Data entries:
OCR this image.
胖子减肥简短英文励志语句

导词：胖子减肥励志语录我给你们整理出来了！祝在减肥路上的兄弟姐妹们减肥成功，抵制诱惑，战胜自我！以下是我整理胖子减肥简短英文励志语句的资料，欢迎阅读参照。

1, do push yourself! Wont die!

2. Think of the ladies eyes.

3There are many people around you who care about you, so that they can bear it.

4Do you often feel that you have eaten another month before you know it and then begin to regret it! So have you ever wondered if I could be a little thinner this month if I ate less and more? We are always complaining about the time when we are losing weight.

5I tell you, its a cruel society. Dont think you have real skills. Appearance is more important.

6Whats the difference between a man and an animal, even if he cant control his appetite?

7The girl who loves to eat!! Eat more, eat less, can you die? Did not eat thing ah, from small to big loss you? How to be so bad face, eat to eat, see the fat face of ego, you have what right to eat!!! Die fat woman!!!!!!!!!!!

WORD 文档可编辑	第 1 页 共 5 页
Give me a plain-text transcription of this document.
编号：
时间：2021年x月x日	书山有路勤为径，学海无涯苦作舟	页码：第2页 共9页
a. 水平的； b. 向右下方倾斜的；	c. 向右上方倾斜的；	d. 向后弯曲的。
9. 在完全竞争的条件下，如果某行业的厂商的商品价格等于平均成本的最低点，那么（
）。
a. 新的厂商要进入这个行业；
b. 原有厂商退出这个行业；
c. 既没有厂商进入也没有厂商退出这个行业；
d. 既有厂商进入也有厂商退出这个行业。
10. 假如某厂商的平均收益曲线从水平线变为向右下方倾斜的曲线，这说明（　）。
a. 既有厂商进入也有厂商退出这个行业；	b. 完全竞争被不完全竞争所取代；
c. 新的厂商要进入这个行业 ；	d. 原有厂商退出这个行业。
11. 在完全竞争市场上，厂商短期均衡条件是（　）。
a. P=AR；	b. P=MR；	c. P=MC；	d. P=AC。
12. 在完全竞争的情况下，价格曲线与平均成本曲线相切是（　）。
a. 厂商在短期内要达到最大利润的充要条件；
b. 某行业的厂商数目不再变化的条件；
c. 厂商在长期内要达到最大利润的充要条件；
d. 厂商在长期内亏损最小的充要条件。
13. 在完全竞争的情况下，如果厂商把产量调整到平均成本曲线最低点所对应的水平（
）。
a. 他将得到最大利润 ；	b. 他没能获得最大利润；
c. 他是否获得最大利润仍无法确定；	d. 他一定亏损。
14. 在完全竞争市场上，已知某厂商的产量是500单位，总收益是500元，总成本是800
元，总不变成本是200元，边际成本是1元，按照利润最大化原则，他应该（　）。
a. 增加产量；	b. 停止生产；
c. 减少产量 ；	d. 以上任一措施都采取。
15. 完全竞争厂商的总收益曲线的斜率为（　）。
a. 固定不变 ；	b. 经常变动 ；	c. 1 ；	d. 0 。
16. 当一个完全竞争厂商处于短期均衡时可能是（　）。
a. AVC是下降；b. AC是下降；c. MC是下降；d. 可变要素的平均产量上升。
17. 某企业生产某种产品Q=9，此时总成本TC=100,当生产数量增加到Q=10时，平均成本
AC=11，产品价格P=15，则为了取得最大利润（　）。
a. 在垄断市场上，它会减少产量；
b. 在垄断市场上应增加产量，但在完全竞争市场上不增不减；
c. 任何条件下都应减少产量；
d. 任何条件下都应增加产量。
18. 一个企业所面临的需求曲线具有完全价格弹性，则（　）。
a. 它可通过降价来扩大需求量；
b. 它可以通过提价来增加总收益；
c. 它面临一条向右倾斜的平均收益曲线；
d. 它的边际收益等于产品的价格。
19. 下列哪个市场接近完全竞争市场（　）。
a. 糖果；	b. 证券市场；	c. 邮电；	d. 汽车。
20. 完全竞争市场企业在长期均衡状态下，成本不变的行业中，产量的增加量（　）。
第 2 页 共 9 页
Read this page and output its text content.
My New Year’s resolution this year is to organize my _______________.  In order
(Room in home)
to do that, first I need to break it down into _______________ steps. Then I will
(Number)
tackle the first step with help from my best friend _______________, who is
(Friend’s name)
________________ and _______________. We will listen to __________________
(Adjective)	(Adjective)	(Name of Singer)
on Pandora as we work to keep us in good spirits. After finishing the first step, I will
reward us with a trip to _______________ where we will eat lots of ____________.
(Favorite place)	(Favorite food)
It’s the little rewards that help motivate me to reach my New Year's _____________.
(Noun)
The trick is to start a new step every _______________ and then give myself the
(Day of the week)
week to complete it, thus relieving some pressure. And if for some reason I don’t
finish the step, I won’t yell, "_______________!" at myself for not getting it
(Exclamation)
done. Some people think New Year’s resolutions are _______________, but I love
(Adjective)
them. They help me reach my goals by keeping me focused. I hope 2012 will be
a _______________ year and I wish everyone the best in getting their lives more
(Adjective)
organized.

▶ [WHAT YOU HAVE TO DO]:
Return all the data above once more, precisely as given.

▶ [COMPLETE ANSWER]:
OCR this image.
胖子减肥简短英文励志语句

导词：胖子减肥励志语录我给你们整理出来了！祝在减肥路上的兄弟姐妹们减肥成功，抵制诱惑，战胜自我！以下是我整理胖子减肥简短英文励志语句的资料，欢迎阅读参照。

1, do push yourself! Wont die!

2. Think of the ladies eyes.

3There are many people around you who care about you, so that they can bear it.

4Do you often feel that you have eaten another month before you know it and then begin to regret it! So have you ever wondered if I could be a little thinner this month if I ate less and more? We are always complaining about the time when we are losing weight.

5I tell you, its a cruel society. Dont think you have real skills. Appearance is more important.

6Whats the difference between a man and an animal, even if he cant control his appetite?

7The girl who loves to eat!! Eat more, eat less, can you die? Did not eat thing ah, from small to big loss you? How to be so bad face, eat to eat, see the fat face of ego, you have what right to eat!!! Die fat woman!!!!!!!!!!!

WORD 文档可编辑	第 1 页 共 5 页
Give me a plain-text transcription of this document.
编号：
时间：2021年x月x日	书山有路勤为径，学海无涯苦作舟	页码：第2页 共9页
a. 水平的； b. 向右下方倾斜的；	c. 向右上方倾斜的；	d. 向后弯曲的。
9. 在完全竞争的条件下，如果某行业的厂商的商品价格等于平均成本的最低点，那么（
）。
a. 新的厂商要进入这个行业；
b. 原有厂商退出这个行业；
c. 既没有厂商进入也没有厂商退出这个行业；
d. 既有厂商进入也有厂商退出这个行业。
10. 假如某厂商的平均收益曲线从水平线变为向右下方倾斜的曲线，这说明（　）。
a. 既有厂商进入也有厂商退出这个行业；	b. 完全竞争被不完全竞争所取代；
c. 新的厂商要进入这个行业 ；	d. 原有厂商退出这个行业。
11. 在完全竞争市场上，厂商短期均衡条件是（　）。
a. P=AR；	b. P=MR；	c. P=MC；	d. P=AC。
12. 在完全竞争的情况下，价格曲线与平均成本曲线相切是（　）。
a. 厂商在短期内要达到最大利润的充要条件；
b. 某行业的厂商数目不再变化的条件；
c. 厂商在长期内要达到最大利润的充要条件；
d. 厂商在长期内亏损最小的充要条件。
13. 在完全竞争的情况下，如果厂商把产量调整到平均成本曲线最低点所对应的水平（
）。
a. 他将得到最大利润 ；	b. 他没能获得最大利润；
c. 他是否获得最大利润仍无法确定；	d. 他一定亏损。
14. 在完全竞争市场上，已知某厂商的产量是500单位，总收益是500元，总成本是800
元，总不变成本是200元，边际成本是1元，按照利润最大化原则，他应该（　）。
a. 增加产量；	b. 停止生产；
c. 减少产量 ；	d. 以上任一措施都采取。
15. 完全竞争厂商的总收益曲线的斜率为（　）。
a. 固定不变 ；	b. 经常变动 ；	c. 1 ；	d. 0 。
16. 当一个完全竞争厂商处于短期均衡时可能是（　）。
a. AVC是下降；b. AC是下降；c. MC是下降；d. 可变要素的平均产量上升。
17. 某企业生产某种产品Q=9，此时总成本TC=100,当生产数量增加到Q=10时，平均成本
AC=11，产品价格P=15，则为了取得最大利润（　）。
a. 在垄断市场上，它会减少产量；
b. 在垄断市场上应增加产量，但在完全竞争市场上不增不减；
c. 任何条件下都应减少产量；
d. 任何条件下都应增加产量。
18. 一个企业所面临的需求曲线具有完全价格弹性，则（　）。
a. 它可通过降价来扩大需求量；
b. 它可以通过提价来增加总收益；
c. 它面临一条向右倾斜的平均收益曲线；
d. 它的边际收益等于产品的价格。
19. 下列哪个市场接近完全竞争市场（　）。
a. 糖果；	b. 证券市场；	c. 邮电；	d. 汽车。
20. 完全竞争市场企业在长期均衡状态下，成本不变的行业中，产量的增加量（　）。
第 2 页 共 9 页
Read this page and output its text content.
My New Year’s resolution this year is to organize my _______________.  In order
(Room in home)
to do that, first I need to break it down into _______________ steps. Then I will
(Number)
tackle the first step with help from my best friend _______________, who is
(Friend’s name)
________________ and _______________. We will listen to __________________
(Adjective)	(Adjective)	(Name of Singer)
on Pandora as we work to keep us in good spirits. After finishing the first step, I will
reward us with a trip to _______________ where we will eat lots of ____________.
(Favorite place)	(Favorite food)
It’s the little rewards that help motivate me to reach my New Year's _____________.
(Noun)
The trick is to start a new step every _______________ and then give myself the
(Day of the week)
week to complete it, thus relieving some pressure. And if for some reason I don’t
finish the step, I won’t yell, "_______________!" at myself for not getting it
(Exclamation)
done. Some people think New Year’s resolutions are _______________, but I love
(Adjective)
them. They help me reach my goals by keeping me focused. I hope 2012 will be
a _______________ year and I wish everyone the best in getting their lives more
(Adjective)
organized.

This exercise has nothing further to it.